— Start of Provided information —
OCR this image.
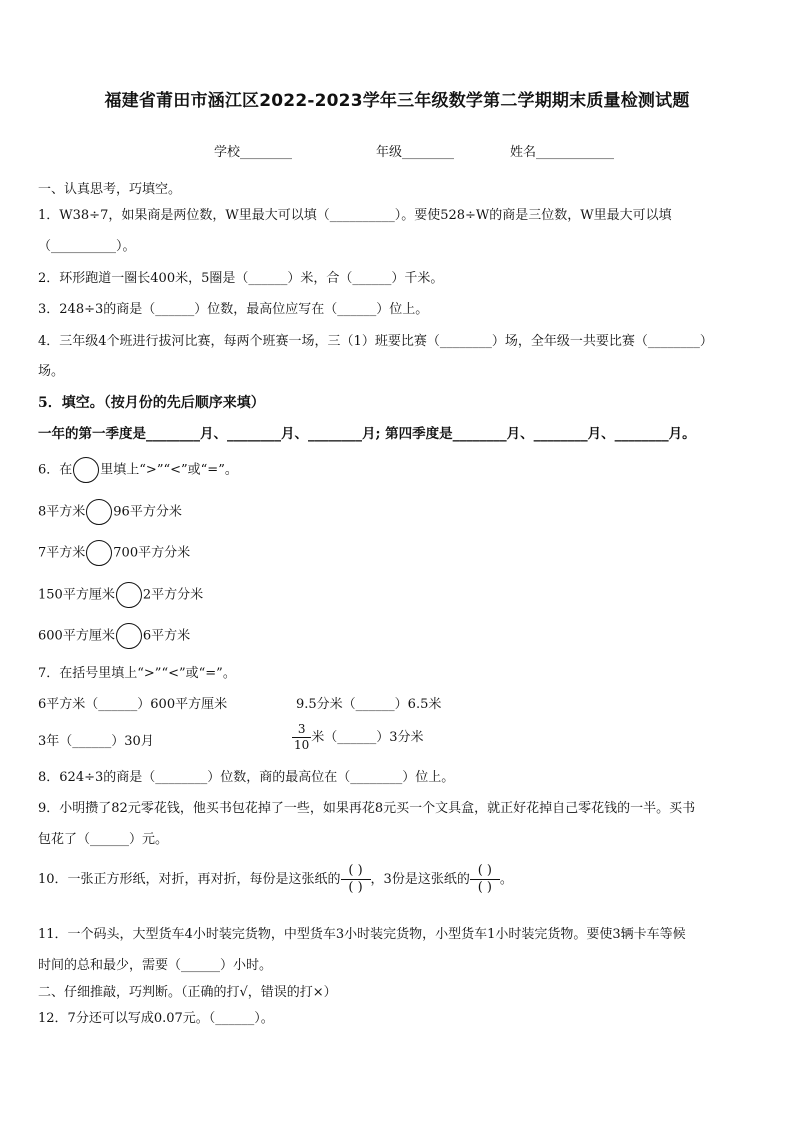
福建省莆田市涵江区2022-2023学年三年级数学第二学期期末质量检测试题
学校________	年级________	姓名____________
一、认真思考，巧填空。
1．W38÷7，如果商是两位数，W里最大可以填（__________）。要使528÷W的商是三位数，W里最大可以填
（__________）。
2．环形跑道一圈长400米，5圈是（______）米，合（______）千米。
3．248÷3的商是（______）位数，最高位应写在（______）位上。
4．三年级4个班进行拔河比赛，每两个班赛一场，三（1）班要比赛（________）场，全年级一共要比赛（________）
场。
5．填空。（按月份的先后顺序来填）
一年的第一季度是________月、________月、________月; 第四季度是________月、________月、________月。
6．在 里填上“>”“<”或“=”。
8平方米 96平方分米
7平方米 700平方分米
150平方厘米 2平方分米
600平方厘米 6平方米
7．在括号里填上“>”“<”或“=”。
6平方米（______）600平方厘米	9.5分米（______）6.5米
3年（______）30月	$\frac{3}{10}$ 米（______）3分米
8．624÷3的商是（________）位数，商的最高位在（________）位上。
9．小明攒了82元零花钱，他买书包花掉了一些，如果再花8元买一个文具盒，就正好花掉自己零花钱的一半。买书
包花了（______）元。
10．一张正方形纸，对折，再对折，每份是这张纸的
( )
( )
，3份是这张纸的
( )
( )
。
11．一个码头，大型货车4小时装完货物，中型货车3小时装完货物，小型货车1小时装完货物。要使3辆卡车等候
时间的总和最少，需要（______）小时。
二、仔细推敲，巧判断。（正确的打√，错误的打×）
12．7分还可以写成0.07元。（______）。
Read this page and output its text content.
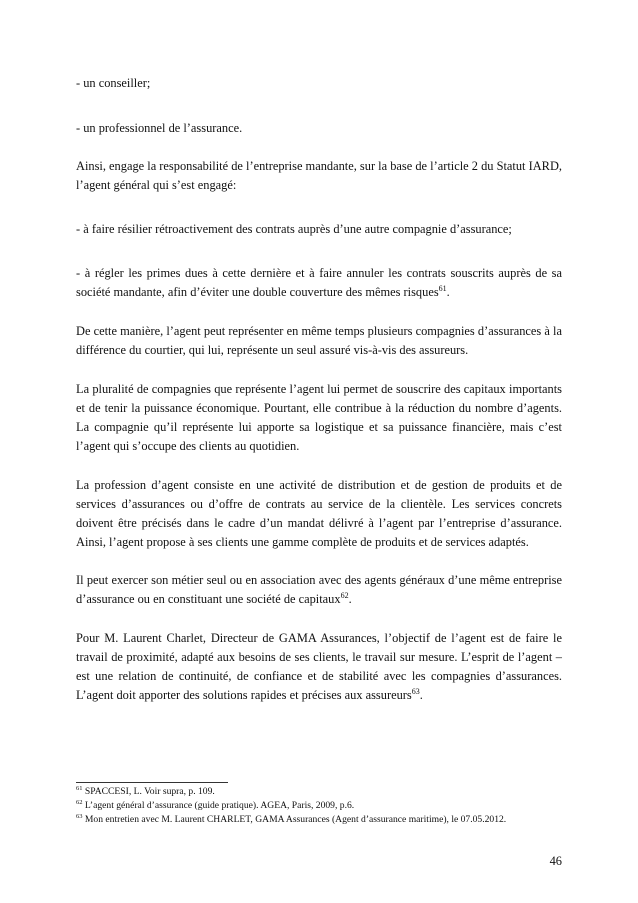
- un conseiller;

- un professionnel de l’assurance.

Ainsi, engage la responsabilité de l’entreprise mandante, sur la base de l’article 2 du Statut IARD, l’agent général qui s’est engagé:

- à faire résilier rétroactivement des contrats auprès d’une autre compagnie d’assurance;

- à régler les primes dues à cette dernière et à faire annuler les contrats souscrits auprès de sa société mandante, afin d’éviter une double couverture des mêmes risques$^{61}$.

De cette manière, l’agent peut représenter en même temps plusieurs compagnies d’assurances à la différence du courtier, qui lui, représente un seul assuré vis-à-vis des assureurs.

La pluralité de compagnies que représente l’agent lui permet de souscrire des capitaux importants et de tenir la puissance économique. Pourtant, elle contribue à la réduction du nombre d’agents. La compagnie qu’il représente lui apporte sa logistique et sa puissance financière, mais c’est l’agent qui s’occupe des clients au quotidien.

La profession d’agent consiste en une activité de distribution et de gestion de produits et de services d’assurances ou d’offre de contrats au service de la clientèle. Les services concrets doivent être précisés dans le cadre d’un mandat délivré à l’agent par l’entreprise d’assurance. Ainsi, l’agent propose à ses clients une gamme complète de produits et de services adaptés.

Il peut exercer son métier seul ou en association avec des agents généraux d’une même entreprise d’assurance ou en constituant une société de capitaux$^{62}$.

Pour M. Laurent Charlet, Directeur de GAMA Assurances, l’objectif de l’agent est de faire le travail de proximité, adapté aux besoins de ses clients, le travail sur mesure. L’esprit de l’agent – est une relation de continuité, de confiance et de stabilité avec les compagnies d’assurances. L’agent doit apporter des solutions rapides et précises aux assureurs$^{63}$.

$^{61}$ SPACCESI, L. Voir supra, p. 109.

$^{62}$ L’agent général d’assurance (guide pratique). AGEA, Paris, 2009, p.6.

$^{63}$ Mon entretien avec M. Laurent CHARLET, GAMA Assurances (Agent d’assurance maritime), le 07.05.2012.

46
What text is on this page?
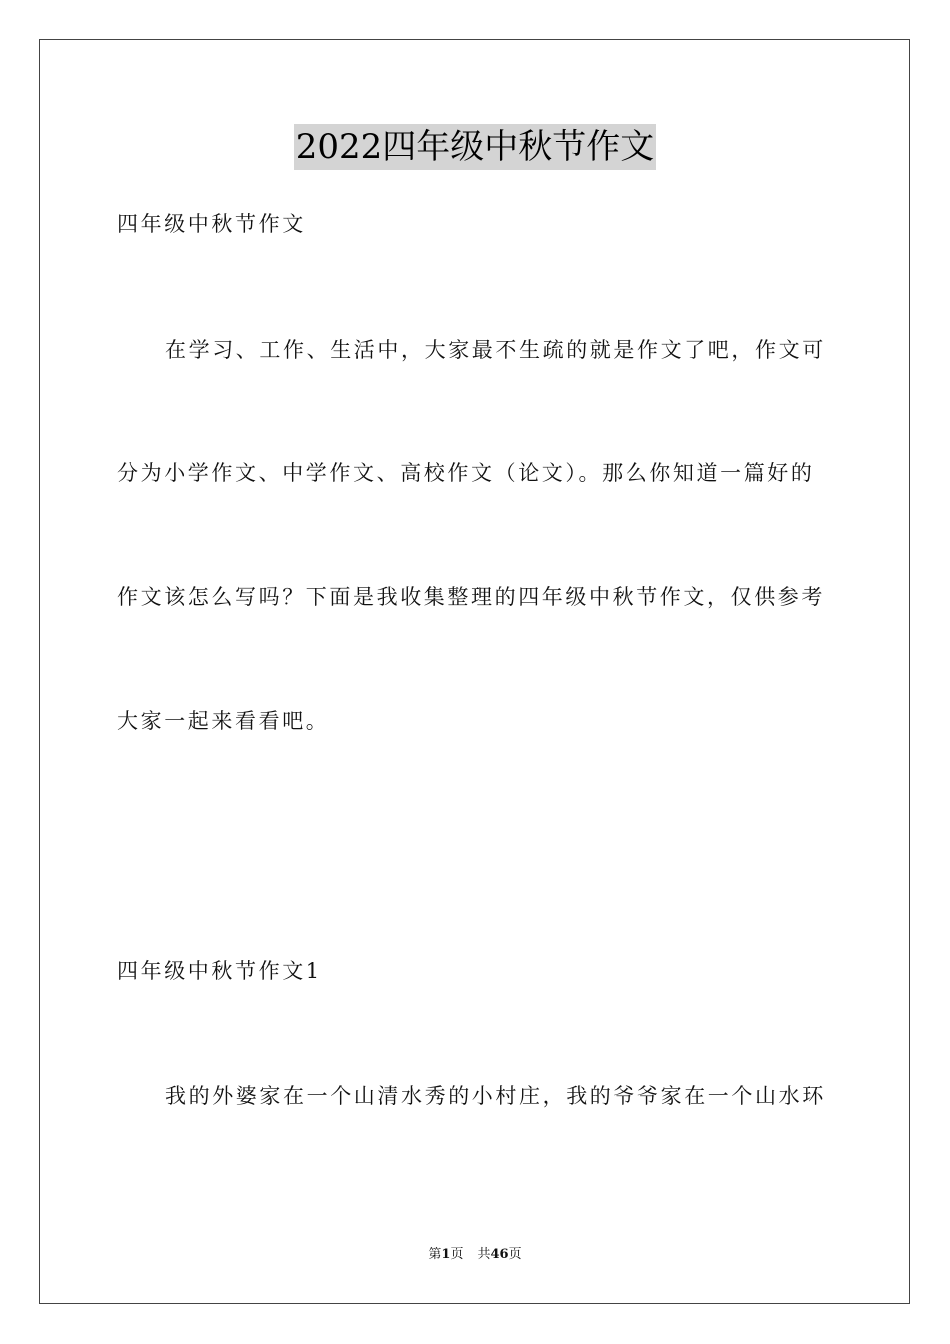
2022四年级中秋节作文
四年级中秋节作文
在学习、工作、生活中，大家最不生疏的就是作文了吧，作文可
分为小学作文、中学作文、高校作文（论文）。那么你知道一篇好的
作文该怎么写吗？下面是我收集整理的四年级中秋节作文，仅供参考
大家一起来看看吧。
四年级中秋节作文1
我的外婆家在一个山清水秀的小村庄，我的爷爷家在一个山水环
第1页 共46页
— End of Provided information —
### Exercise task
Repeat the line containing "What text is on this page?" and every line after it up to the end of the material above, exactly as they stand, minus the pictures.

### Solution to this task
What text is on this page?
2022四年级中秋节作文
四年级中秋节作文
在学习、工作、生活中，大家最不生疏的就是作文了吧，作文可
分为小学作文、中学作文、高校作文（论文）。那么你知道一篇好的
作文该怎么写吗？下面是我收集整理的四年级中秋节作文，仅供参考
大家一起来看看吧。
四年级中秋节作文1
我的外婆家在一个山清水秀的小村庄，我的爷爷家在一个山水环
第1页 共46页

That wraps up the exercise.